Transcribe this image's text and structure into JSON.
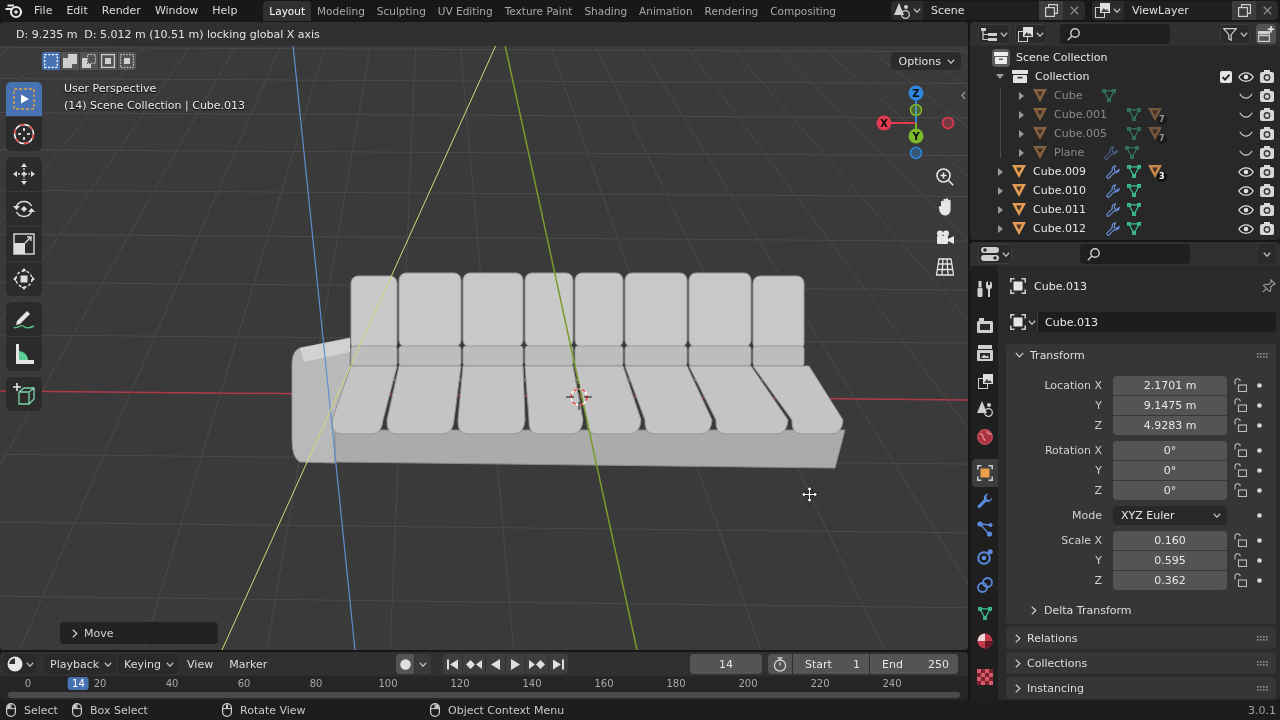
{
  "top_bar": {
    "menus": [
      "File",
      "Edit",
      "Render",
      "Window",
      "Help"
    ],
    "workspaces": [
      {
        "label": "Layout",
        "selected": true
      },
      {
        "label": "Modeling",
        "selected": false
      },
      {
        "label": "Sculpting",
        "selected": false
      },
      {
        "label": "UV Editing",
        "selected": false
      },
      {
        "label": "Texture Paint",
        "selected": false
      },
      {
        "label": "Shading",
        "selected": false
      },
      {
        "label": "Animation",
        "selected": false
      },
      {
        "label": "Rendering",
        "selected": false
      },
      {
        "label": "Compositing",
        "selected": false
      }
    ],
    "scene": "Scene",
    "view_layer": "ViewLayer"
  },
  "viewport": {
    "status_text": "D: 9.235 m  D: 5.012 m (10.51 m) locking global X axis",
    "select_modes": [
      {
        "kind": "set",
        "selected": true
      },
      {
        "kind": "extend",
        "selected": false
      },
      {
        "kind": "subtract",
        "selected": false
      },
      {
        "kind": "invert",
        "selected": false
      },
      {
        "kind": "intersect",
        "selected": false
      }
    ],
    "options": "Options",
    "tool_groups": [
      [
        {
          "kind": "select_box",
          "selected": true
        },
        {
          "kind": "cursor",
          "selected": false
        }
      ],
      [
        {
          "kind": "move",
          "selected": false
        },
        {
          "kind": "rotate",
          "selected": false
        },
        {
          "kind": "scale",
          "selected": false
        },
        {
          "kind": "transform",
          "selected": false
        }
      ],
      [
        {
          "kind": "annotate",
          "selected": false
        },
        {
          "kind": "measure",
          "selected": false
        }
      ],
      [
        {
          "kind": "add_cube",
          "selected": false
        }
      ]
    ],
    "view_name": "User Perspective",
    "context": "(14) Scene Collection | Cube.013",
    "gizmo_axes": [
      {
        "label": "Z",
        "color": "#2f86e0"
      },
      {
        "label": "X",
        "color": "#e23a50"
      },
      {
        "label": "Y",
        "color": "#7cb82a"
      }
    ],
    "navigation": [
      {
        "kind": "zoom"
      },
      {
        "kind": "pan"
      },
      {
        "kind": "camera"
      },
      {
        "kind": "ortho"
      }
    ],
    "redo_panel": {
      "title": "Move",
      "expanded": false
    }
  },
  "outliner": {
    "tree": [
      {
        "name": "Scene Collection",
        "kind": "scene_collection",
        "children": [
          {
            "name": "Collection",
            "kind": "collection",
            "expanded": true,
            "checked": true,
            "visible": true,
            "children": [
              {
                "name": "Cube",
                "kind": "object",
                "expanded": false,
                "visible": false,
                "data": [
                  {
                    "kind": "mesh"
                  }
                ]
              },
              {
                "name": "Cube.001",
                "kind": "object",
                "expanded": false,
                "visible": false,
                "data": [
                  {
                    "kind": "mesh"
                  },
                  {
                    "kind": "material",
                    "count": "7"
                  }
                ]
              },
              {
                "name": "Cube.005",
                "kind": "object",
                "expanded": false,
                "visible": false,
                "data": [
                  {
                    "kind": "mesh"
                  },
                  {
                    "kind": "material",
                    "count": "7"
                  }
                ]
              },
              {
                "name": "Plane",
                "kind": "object",
                "expanded": false,
                "visible": false,
                "data": [
                  {
                    "kind": "modifier"
                  },
                  {
                    "kind": "mesh"
                  }
                ]
              }
            ]
          },
          {
            "name": "Cube.009",
            "kind": "object",
            "expanded": false,
            "visible": true,
            "data": [
              {
                "kind": "modifier"
              },
              {
                "kind": "mesh"
              },
              {
                "kind": "material",
                "count": "3"
              }
            ]
          },
          {
            "name": "Cube.010",
            "kind": "object",
            "expanded": false,
            "visible": true,
            "data": [
              {
                "kind": "modifier"
              },
              {
                "kind": "mesh"
              }
            ]
          },
          {
            "name": "Cube.011",
            "kind": "object",
            "expanded": false,
            "visible": true,
            "data": [
              {
                "kind": "modifier"
              },
              {
                "kind": "mesh"
              }
            ]
          },
          {
            "name": "Cube.012",
            "kind": "object",
            "expanded": false,
            "visible": true,
            "data": [
              {
                "kind": "modifier"
              },
              {
                "kind": "mesh"
              }
            ]
          }
        ]
      }
    ]
  },
  "properties": {
    "tab_groups": [
      [
        {
          "kind": "tool",
          "selected": false
        }
      ],
      [
        {
          "kind": "render",
          "selected": false
        },
        {
          "kind": "output",
          "selected": false
        },
        {
          "kind": "view_layer",
          "selected": false
        },
        {
          "kind": "scene",
          "selected": false
        },
        {
          "kind": "world",
          "selected": false
        }
      ],
      [
        {
          "kind": "object",
          "selected": true
        },
        {
          "kind": "modifiers",
          "selected": false
        },
        {
          "kind": "particles",
          "selected": false
        },
        {
          "kind": "physics",
          "selected": false
        },
        {
          "kind": "constraints",
          "selected": false
        },
        {
          "kind": "data",
          "selected": false
        },
        {
          "kind": "material",
          "selected": false
        }
      ],
      [
        {
          "kind": "texture",
          "selected": false
        }
      ]
    ],
    "title": "Cube.013",
    "datablock": "Cube.013",
    "panels": [
      {
        "title": "Transform",
        "expanded": true,
        "groups": [
          [
            {
              "label": "Location X",
              "kind": "number",
              "value": "2.1701 m",
              "locked": false
            },
            {
              "label": "Y",
              "kind": "number",
              "value": "9.1475 m",
              "locked": false
            },
            {
              "label": "Z",
              "kind": "number",
              "value": "4.9283 m",
              "locked": false
            }
          ],
          [
            {
              "label": "Rotation X",
              "kind": "number",
              "value": "0°",
              "locked": false
            },
            {
              "label": "Y",
              "kind": "number",
              "value": "0°",
              "locked": false
            },
            {
              "label": "Z",
              "kind": "number",
              "value": "0°",
              "locked": false
            }
          ],
          [
            {
              "label": "Mode",
              "kind": "dropdown",
              "value": "XYZ Euler"
            }
          ],
          [
            {
              "label": "Scale X",
              "kind": "number",
              "value": "0.160",
              "locked": false
            },
            {
              "label": "Y",
              "kind": "number",
              "value": "0.595",
              "locked": false
            },
            {
              "label": "Z",
              "kind": "number",
              "value": "0.362",
              "locked": false
            }
          ]
        ],
        "subpanels": [
          {
            "title": "Delta Transform",
            "expanded": false
          }
        ]
      },
      {
        "title": "Relations",
        "expanded": false
      },
      {
        "title": "Collections",
        "expanded": false
      },
      {
        "title": "Instancing",
        "expanded": false
      }
    ]
  },
  "timeline": {
    "menus": [
      {
        "label": "Playback",
        "kind": "dropdown"
      },
      {
        "label": "Keying",
        "kind": "dropdown"
      },
      {
        "label": "View",
        "kind": "menu"
      },
      {
        "label": "Marker",
        "kind": "menu"
      }
    ],
    "auto_keying": false,
    "controls": [
      {
        "kind": "jump_start"
      },
      {
        "kind": "prev_keyframe"
      },
      {
        "kind": "play_reverse"
      },
      {
        "kind": "play"
      },
      {
        "kind": "next_keyframe"
      },
      {
        "kind": "jump_end"
      }
    ],
    "current_frame": "14",
    "start": {
      "label": "Start",
      "value": "1"
    },
    "end": {
      "label": "End",
      "value": "250"
    },
    "ruler": [
      "0",
      "20",
      "40",
      "60",
      "80",
      "100",
      "120",
      "140",
      "160",
      "180",
      "200",
      "220",
      "240"
    ],
    "playhead": "14"
  },
  "status_bar": {
    "hints": [
      {
        "kind": "left_click",
        "label": "Select"
      },
      {
        "kind": "left_drag",
        "label": "Box Select"
      },
      {
        "kind": "middle_drag",
        "label": "Rotate View"
      },
      {
        "kind": "right_click",
        "label": "Object Context Menu"
      }
    ],
    "version": "3.0.1"
  }
}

# Stated goal
The word "title" may appear on some lines. Report how many lines hold it, giving the number alone.

# Exercise response
7